Would you quote the material below in full and unchanged?

--- start SUPPLIED MATERIAL ---

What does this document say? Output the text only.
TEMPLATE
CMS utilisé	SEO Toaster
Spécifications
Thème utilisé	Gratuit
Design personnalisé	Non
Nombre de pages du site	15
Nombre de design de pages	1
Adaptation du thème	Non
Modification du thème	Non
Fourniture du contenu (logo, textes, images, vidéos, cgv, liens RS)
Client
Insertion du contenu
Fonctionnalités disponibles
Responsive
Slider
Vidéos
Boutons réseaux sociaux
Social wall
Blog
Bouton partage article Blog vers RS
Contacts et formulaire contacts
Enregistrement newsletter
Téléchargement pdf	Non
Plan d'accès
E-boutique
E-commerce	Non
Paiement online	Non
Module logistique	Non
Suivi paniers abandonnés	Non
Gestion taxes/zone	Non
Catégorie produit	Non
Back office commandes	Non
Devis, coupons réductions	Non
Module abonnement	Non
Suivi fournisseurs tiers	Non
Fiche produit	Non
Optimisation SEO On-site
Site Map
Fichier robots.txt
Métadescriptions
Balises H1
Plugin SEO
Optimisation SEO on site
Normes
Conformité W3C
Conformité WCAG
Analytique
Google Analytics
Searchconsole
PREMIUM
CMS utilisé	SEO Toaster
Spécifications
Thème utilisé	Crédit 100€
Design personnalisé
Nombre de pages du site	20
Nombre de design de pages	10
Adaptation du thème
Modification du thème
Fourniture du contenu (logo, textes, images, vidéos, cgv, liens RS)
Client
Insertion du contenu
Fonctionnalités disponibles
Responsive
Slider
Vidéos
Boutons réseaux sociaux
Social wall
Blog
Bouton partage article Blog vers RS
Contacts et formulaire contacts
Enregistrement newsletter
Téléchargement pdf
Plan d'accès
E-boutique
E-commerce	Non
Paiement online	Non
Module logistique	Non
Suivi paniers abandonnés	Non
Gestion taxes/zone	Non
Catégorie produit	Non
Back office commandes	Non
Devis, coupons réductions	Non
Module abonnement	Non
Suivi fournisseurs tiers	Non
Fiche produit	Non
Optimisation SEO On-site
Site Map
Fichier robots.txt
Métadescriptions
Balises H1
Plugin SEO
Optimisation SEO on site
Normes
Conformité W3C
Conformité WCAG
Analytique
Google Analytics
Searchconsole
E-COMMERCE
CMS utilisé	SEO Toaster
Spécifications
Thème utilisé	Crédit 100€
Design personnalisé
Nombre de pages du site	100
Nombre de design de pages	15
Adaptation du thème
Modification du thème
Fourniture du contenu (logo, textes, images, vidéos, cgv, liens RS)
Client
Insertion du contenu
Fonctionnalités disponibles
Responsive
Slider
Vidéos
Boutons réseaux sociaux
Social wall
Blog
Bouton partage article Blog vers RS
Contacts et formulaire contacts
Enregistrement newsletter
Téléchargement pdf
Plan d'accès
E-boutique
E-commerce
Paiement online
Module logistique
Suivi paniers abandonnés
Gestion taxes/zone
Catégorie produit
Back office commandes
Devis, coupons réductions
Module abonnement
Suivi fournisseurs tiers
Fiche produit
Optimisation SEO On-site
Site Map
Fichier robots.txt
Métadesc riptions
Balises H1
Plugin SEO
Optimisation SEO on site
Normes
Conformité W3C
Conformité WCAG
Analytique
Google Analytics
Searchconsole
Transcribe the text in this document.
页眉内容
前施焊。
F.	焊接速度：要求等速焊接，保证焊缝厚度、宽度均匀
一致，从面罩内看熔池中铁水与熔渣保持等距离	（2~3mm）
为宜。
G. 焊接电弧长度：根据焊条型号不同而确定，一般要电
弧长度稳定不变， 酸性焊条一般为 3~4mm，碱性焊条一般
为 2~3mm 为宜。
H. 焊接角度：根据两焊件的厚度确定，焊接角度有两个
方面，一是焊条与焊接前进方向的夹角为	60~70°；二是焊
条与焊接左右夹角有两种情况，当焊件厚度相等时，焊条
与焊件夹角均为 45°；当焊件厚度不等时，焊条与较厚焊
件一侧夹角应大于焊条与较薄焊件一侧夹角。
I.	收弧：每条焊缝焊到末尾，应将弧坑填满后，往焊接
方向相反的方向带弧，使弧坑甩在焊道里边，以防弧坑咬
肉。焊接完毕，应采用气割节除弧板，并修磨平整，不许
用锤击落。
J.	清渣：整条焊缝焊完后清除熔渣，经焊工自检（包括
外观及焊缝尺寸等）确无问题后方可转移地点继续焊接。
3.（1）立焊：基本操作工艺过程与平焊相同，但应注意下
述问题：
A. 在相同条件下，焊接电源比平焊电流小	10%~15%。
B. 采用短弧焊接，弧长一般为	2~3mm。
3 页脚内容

--- end SUPPLIED MATERIAL ---

▶ _SOLUTION TO THIS PROBLEM_:
What does this document say? Output the text only.
TEMPLATE
CMS utilisé	SEO Toaster
Spécifications
Thème utilisé	Gratuit
Design personnalisé	Non
Nombre de pages du site	15
Nombre de design de pages	1
Adaptation du thème	Non
Modification du thème	Non
Fourniture du contenu (logo, textes, images, vidéos, cgv, liens RS)
Client
Insertion du contenu
Fonctionnalités disponibles
Responsive
Slider
Vidéos
Boutons réseaux sociaux
Social wall
Blog
Bouton partage article Blog vers RS
Contacts et formulaire contacts
Enregistrement newsletter
Téléchargement pdf	Non
Plan d'accès
E-boutique
E-commerce	Non
Paiement online	Non
Module logistique	Non
Suivi paniers abandonnés	Non
Gestion taxes/zone	Non
Catégorie produit	Non
Back office commandes	Non
Devis, coupons réductions	Non
Module abonnement	Non
Suivi fournisseurs tiers	Non
Fiche produit	Non
Optimisation SEO On-site
Site Map
Fichier robots.txt
Métadescriptions
Balises H1
Plugin SEO
Optimisation SEO on site
Normes
Conformité W3C
Conformité WCAG
Analytique
Google Analytics
Searchconsole
PREMIUM
CMS utilisé	SEO Toaster
Spécifications
Thème utilisé	Crédit 100€
Design personnalisé
Nombre de pages du site	20
Nombre de design de pages	10
Adaptation du thème
Modification du thème
Fourniture du contenu (logo, textes, images, vidéos, cgv, liens RS)
Client
Insertion du contenu
Fonctionnalités disponibles
Responsive
Slider
Vidéos
Boutons réseaux sociaux
Social wall
Blog
Bouton partage article Blog vers RS
Contacts et formulaire contacts
Enregistrement newsletter
Téléchargement pdf
Plan d'accès
E-boutique
E-commerce	Non
Paiement online	Non
Module logistique	Non
Suivi paniers abandonnés	Non
Gestion taxes/zone	Non
Catégorie produit	Non
Back office commandes	Non
Devis, coupons réductions	Non
Module abonnement	Non
Suivi fournisseurs tiers	Non
Fiche produit	Non
Optimisation SEO On-site
Site Map
Fichier robots.txt
Métadescriptions
Balises H1
Plugin SEO
Optimisation SEO on site
Normes
Conformité W3C
Conformité WCAG
Analytique
Google Analytics
Searchconsole
E-COMMERCE
CMS utilisé	SEO Toaster
Spécifications
Thème utilisé	Crédit 100€
Design personnalisé
Nombre de pages du site	100
Nombre de design de pages	15
Adaptation du thème
Modification du thème
Fourniture du contenu (logo, textes, images, vidéos, cgv, liens RS)
Client
Insertion du contenu
Fonctionnalités disponibles
Responsive
Slider
Vidéos
Boutons réseaux sociaux
Social wall
Blog
Bouton partage article Blog vers RS
Contacts et formulaire contacts
Enregistrement newsletter
Téléchargement pdf
Plan d'accès
E-boutique
E-commerce
Paiement online
Module logistique
Suivi paniers abandonnés
Gestion taxes/zone
Catégorie produit
Back office commandes
Devis, coupons réductions
Module abonnement
Suivi fournisseurs tiers
Fiche produit
Optimisation SEO On-site
Site Map
Fichier robots.txt
Métadesc riptions
Balises H1
Plugin SEO
Optimisation SEO on site
Normes
Conformité W3C
Conformité WCAG
Analytique
Google Analytics
Searchconsole
Transcribe the text in this document.
页眉内容
前施焊。
F.	焊接速度：要求等速焊接，保证焊缝厚度、宽度均匀
一致，从面罩内看熔池中铁水与熔渣保持等距离	（2~3mm）
为宜。
G. 焊接电弧长度：根据焊条型号不同而确定，一般要电
弧长度稳定不变， 酸性焊条一般为 3~4mm，碱性焊条一般
为 2~3mm 为宜。
H. 焊接角度：根据两焊件的厚度确定，焊接角度有两个
方面，一是焊条与焊接前进方向的夹角为	60~70°；二是焊
条与焊接左右夹角有两种情况，当焊件厚度相等时，焊条
与焊件夹角均为 45°；当焊件厚度不等时，焊条与较厚焊
件一侧夹角应大于焊条与较薄焊件一侧夹角。
I.	收弧：每条焊缝焊到末尾，应将弧坑填满后，往焊接
方向相反的方向带弧，使弧坑甩在焊道里边，以防弧坑咬
肉。焊接完毕，应采用气割节除弧板，并修磨平整，不许
用锤击落。
J.	清渣：整条焊缝焊完后清除熔渣，经焊工自检（包括
外观及焊缝尺寸等）确无问题后方可转移地点继续焊接。
3.（1）立焊：基本操作工艺过程与平焊相同，但应注意下
述问题：
A. 在相同条件下，焊接电源比平焊电流小	10%~15%。
B. 采用短弧焊接，弧长一般为	2~3mm。
3 页脚内容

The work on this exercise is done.